# Material provided

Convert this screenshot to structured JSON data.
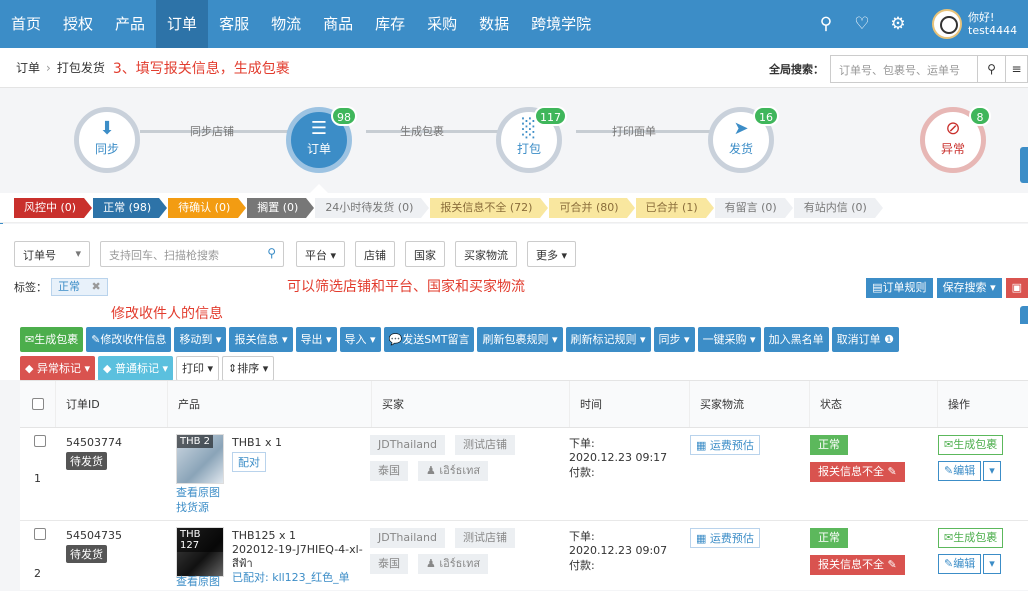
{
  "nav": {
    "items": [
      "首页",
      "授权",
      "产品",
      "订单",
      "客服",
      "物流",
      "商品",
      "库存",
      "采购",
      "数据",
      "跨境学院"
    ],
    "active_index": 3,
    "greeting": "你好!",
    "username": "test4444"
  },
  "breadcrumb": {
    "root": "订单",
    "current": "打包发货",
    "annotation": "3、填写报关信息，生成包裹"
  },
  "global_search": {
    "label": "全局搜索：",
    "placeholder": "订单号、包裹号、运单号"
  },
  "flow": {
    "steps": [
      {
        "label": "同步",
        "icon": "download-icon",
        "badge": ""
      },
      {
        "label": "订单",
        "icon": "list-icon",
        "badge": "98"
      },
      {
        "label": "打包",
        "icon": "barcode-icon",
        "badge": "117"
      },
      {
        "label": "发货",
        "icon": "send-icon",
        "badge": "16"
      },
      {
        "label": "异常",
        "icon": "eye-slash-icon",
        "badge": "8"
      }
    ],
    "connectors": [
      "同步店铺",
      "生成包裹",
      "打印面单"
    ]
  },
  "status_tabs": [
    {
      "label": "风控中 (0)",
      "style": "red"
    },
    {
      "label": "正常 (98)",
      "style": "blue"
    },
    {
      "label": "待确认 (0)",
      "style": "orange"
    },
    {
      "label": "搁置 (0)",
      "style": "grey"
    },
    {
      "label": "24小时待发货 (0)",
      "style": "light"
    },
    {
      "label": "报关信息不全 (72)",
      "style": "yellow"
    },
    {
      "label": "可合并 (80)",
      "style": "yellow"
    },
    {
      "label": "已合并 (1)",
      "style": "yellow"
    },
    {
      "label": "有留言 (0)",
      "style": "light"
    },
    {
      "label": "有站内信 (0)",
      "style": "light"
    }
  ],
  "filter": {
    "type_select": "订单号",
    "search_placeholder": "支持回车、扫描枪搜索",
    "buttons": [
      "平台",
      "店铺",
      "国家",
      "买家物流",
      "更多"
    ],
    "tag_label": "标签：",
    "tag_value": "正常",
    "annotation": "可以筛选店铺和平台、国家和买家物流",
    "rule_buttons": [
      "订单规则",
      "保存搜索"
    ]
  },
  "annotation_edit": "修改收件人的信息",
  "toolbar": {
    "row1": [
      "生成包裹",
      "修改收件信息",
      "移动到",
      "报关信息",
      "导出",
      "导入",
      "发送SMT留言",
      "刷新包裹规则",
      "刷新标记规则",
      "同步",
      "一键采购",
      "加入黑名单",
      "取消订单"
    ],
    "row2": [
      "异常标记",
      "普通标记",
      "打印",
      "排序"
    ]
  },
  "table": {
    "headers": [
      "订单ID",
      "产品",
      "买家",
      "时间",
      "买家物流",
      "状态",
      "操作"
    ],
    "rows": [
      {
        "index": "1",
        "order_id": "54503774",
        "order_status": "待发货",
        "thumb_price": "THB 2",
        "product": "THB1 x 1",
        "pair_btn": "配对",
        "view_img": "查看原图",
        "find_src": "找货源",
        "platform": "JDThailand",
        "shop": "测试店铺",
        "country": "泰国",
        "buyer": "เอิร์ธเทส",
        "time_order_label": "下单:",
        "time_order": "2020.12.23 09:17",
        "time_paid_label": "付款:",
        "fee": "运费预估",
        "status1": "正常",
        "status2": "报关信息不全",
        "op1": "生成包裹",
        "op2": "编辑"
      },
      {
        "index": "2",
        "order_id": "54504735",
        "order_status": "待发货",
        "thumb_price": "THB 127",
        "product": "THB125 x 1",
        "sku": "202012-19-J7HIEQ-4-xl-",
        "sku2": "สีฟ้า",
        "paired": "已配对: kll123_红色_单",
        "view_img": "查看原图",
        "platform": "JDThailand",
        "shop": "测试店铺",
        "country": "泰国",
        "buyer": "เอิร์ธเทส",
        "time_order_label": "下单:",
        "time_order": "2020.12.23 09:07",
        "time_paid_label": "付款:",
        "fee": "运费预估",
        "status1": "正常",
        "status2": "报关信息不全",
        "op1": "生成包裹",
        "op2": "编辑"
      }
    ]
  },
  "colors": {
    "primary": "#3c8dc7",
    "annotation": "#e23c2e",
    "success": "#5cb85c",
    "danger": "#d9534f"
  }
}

# Goal of the exercise
Images in the data above are to be skipped. Retype all other material exactly.

# Exercise response
Convert this screenshot to structured JSON data.
{
  "nav": {
    "items": [
      "首页",
      "授权",
      "产品",
      "订单",
      "客服",
      "物流",
      "商品",
      "库存",
      "采购",
      "数据",
      "跨境学院"
    ],
    "active_index": 3,
    "greeting": "你好!",
    "username": "test4444"
  },
  "breadcrumb": {
    "root": "订单",
    "current": "打包发货",
    "annotation": "3、填写报关信息，生成包裹"
  },
  "global_search": {
    "label": "全局搜索：",
    "placeholder": "订单号、包裹号、运单号"
  },
  "flow": {
    "steps": [
      {
        "label": "同步",
        "icon": "download-icon",
        "badge": ""
      },
      {
        "label": "订单",
        "icon": "list-icon",
        "badge": "98"
      },
      {
        "label": "打包",
        "icon": "barcode-icon",
        "badge": "117"
      },
      {
        "label": "发货",
        "icon": "send-icon",
        "badge": "16"
      },
      {
        "label": "异常",
        "icon": "eye-slash-icon",
        "badge": "8"
      }
    ],
    "connectors": [
      "同步店铺",
      "生成包裹",
      "打印面单"
    ]
  },
  "status_tabs": [
    {
      "label": "风控中 (0)",
      "style": "red"
    },
    {
      "label": "正常 (98)",
      "style": "blue"
    },
    {
      "label": "待确认 (0)",
      "style": "orange"
    },
    {
      "label": "搁置 (0)",
      "style": "grey"
    },
    {
      "label": "24小时待发货 (0)",
      "style": "light"
    },
    {
      "label": "报关信息不全 (72)",
      "style": "yellow"
    },
    {
      "label": "可合并 (80)",
      "style": "yellow"
    },
    {
      "label": "已合并 (1)",
      "style": "yellow"
    },
    {
      "label": "有留言 (0)",
      "style": "light"
    },
    {
      "label": "有站内信 (0)",
      "style": "light"
    }
  ],
  "filter": {
    "type_select": "订单号",
    "search_placeholder": "支持回车、扫描枪搜索",
    "buttons": [
      "平台",
      "店铺",
      "国家",
      "买家物流",
      "更多"
    ],
    "tag_label": "标签：",
    "tag_value": "正常",
    "annotation": "可以筛选店铺和平台、国家和买家物流",
    "rule_buttons": [
      "订单规则",
      "保存搜索"
    ]
  },
  "annotation_edit": "修改收件人的信息",
  "toolbar": {
    "row1": [
      "生成包裹",
      "修改收件信息",
      "移动到",
      "报关信息",
      "导出",
      "导入",
      "发送SMT留言",
      "刷新包裹规则",
      "刷新标记规则",
      "同步",
      "一键采购",
      "加入黑名单",
      "取消订单"
    ],
    "row2": [
      "异常标记",
      "普通标记",
      "打印",
      "排序"
    ]
  },
  "table": {
    "headers": [
      "订单ID",
      "产品",
      "买家",
      "时间",
      "买家物流",
      "状态",
      "操作"
    ],
    "rows": [
      {
        "index": "1",
        "order_id": "54503774",
        "order_status": "待发货",
        "thumb_price": "THB 2",
        "product": "THB1 x 1",
        "pair_btn": "配对",
        "view_img": "查看原图",
        "find_src": "找货源",
        "platform": "JDThailand",
        "shop": "测试店铺",
        "country": "泰国",
        "buyer": "เอิร์ธเทส",
        "time_order_label": "下单:",
        "time_order": "2020.12.23 09:17",
        "time_paid_label": "付款:",
        "fee": "运费预估",
        "status1": "正常",
        "status2": "报关信息不全",
        "op1": "生成包裹",
        "op2": "编辑"
      },
      {
        "index": "2",
        "order_id": "54504735",
        "order_status": "待发货",
        "thumb_price": "THB 127",
        "product": "THB125 x 1",
        "sku": "202012-19-J7HIEQ-4-xl-",
        "sku2": "สีฟ้า",
        "paired": "已配对: kll123_红色_单",
        "view_img": "查看原图",
        "platform": "JDThailand",
        "shop": "测试店铺",
        "country": "泰国",
        "buyer": "เอิร์ธเทส",
        "time_order_label": "下单:",
        "time_order": "2020.12.23 09:07",
        "time_paid_label": "付款:",
        "fee": "运费预估",
        "status1": "正常",
        "status2": "报关信息不全",
        "op1": "生成包裹",
        "op2": "编辑"
      }
    ]
  },
  "colors": {
    "primary": "#3c8dc7",
    "annotation": "#e23c2e",
    "success": "#5cb85c",
    "danger": "#d9534f"
  }
}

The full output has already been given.